▶ TO DO
Comb the records below for the string "июля" and copy each line where it turns up.

▶ PROVIDED RECORDS
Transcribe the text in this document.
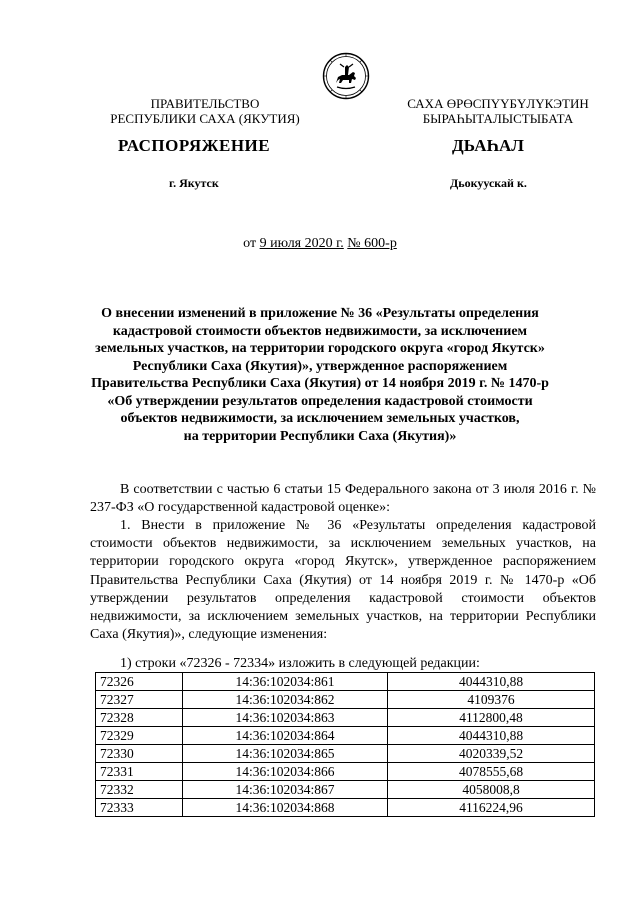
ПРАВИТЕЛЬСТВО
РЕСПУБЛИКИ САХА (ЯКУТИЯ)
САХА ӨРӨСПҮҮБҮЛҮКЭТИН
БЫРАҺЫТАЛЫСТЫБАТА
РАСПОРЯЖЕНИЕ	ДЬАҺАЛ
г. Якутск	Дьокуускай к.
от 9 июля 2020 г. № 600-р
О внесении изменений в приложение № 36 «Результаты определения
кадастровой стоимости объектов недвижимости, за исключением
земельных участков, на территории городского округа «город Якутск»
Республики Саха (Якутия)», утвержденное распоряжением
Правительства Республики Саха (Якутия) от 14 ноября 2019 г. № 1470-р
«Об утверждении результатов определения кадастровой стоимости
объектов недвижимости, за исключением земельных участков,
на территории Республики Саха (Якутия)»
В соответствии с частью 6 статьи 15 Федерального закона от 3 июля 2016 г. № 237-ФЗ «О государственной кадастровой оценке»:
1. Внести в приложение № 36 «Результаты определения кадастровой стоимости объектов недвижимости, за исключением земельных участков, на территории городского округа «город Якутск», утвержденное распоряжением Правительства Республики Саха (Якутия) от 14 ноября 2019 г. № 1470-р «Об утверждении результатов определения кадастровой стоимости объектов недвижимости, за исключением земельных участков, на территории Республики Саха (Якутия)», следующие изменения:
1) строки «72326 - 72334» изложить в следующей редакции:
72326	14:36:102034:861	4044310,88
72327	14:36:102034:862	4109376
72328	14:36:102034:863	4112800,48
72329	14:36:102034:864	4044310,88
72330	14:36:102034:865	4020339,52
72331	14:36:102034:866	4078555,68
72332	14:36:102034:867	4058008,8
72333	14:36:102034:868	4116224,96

==

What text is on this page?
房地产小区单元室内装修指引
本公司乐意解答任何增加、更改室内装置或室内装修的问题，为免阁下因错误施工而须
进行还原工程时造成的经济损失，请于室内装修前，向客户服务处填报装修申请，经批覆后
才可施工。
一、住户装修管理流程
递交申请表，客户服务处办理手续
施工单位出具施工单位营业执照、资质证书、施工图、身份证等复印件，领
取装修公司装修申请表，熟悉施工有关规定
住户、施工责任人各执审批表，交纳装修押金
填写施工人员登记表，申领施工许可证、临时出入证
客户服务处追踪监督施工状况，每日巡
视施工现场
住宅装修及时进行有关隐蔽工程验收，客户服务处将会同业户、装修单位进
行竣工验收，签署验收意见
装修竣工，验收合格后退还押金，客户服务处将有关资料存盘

* * *

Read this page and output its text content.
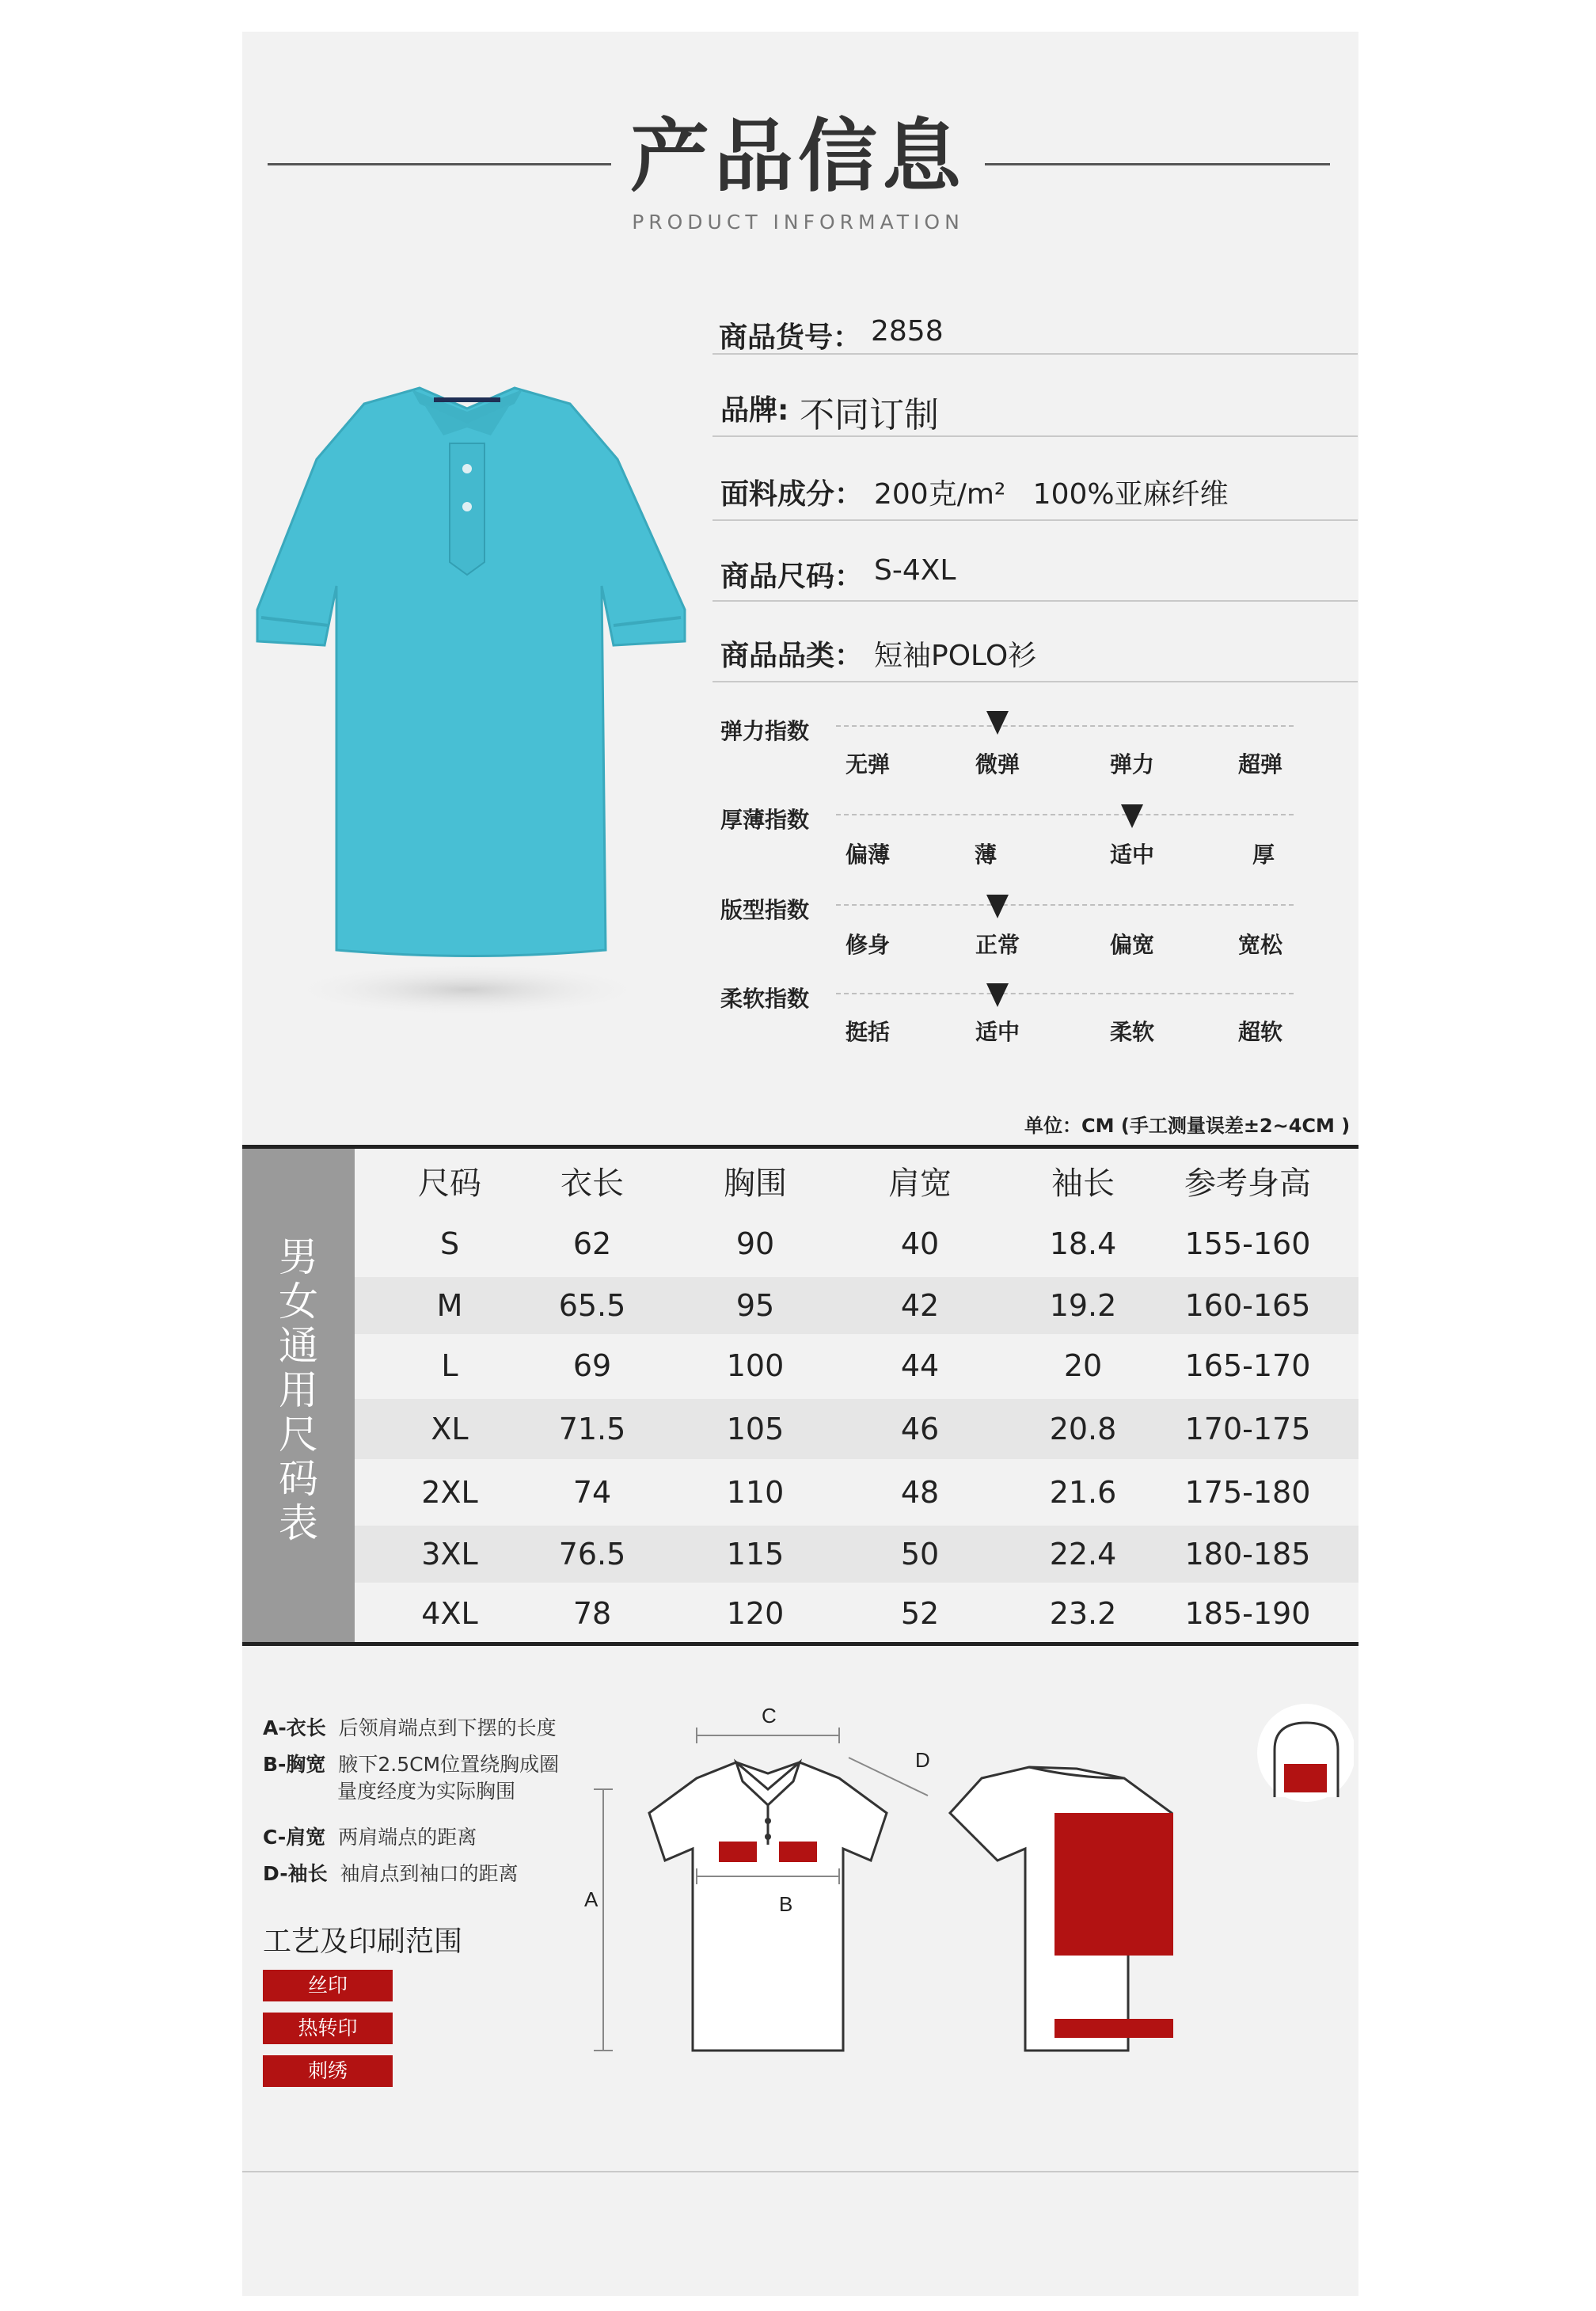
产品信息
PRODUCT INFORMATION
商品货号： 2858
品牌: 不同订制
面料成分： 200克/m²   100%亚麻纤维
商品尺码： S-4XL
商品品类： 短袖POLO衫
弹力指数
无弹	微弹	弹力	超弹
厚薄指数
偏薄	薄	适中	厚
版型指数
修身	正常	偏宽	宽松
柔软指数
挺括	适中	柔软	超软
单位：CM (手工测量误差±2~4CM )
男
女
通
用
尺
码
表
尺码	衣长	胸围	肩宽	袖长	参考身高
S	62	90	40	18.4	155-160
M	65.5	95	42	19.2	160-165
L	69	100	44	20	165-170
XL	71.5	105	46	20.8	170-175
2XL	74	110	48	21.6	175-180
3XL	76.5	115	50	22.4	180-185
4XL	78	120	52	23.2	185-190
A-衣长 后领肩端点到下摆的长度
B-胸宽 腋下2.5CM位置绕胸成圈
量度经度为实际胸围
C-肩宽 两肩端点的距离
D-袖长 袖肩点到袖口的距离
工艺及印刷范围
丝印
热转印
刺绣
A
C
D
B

▶ RESULT
от 9 июля 2020 г. № 600-р
В соответствии с частью 6 статьи 15 Федерального закона от 3 июля 2016 г. № 237-ФЗ «О государственной кадастровой оценке»:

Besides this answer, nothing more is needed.